THE TASK: Count each line in which the word "nýtslu" appears. Reply with the total and nothing more.

┌────────

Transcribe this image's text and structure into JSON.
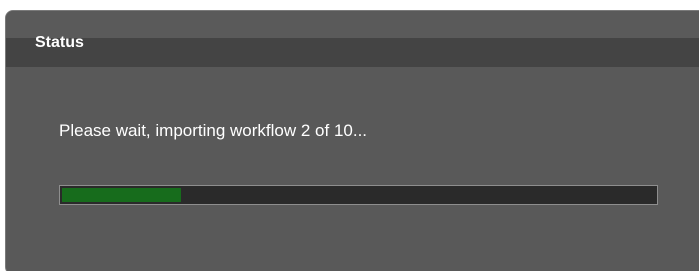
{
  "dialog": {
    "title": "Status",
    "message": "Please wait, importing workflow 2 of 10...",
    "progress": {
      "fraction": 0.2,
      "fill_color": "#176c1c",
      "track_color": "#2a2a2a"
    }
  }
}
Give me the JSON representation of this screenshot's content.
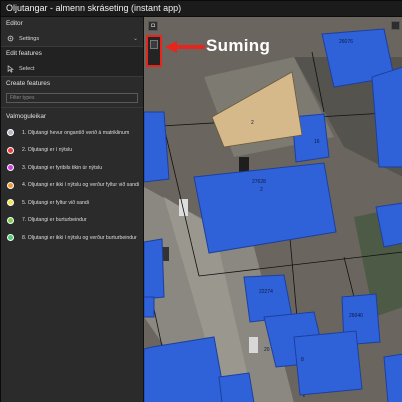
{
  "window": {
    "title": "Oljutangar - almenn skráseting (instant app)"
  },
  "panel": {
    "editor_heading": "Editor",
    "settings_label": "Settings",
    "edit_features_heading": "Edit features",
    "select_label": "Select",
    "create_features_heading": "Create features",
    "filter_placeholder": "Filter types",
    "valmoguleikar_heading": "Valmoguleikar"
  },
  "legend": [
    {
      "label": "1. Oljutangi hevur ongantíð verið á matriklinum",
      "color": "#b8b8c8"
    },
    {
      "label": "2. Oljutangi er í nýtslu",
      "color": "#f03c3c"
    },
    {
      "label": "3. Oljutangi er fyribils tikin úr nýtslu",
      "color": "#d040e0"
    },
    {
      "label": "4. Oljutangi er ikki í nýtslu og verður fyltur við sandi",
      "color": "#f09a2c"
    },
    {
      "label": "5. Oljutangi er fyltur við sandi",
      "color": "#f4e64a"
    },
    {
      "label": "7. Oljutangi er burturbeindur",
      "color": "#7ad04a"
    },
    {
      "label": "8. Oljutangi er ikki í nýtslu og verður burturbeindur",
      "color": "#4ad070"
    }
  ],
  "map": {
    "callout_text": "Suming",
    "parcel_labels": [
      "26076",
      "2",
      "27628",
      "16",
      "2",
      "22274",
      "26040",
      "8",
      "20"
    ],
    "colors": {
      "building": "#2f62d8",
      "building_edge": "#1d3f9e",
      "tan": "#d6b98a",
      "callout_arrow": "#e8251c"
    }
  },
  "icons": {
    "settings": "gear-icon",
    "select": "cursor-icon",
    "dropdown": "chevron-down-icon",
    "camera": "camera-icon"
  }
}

└────────

PROBLEM SOLUTION: 4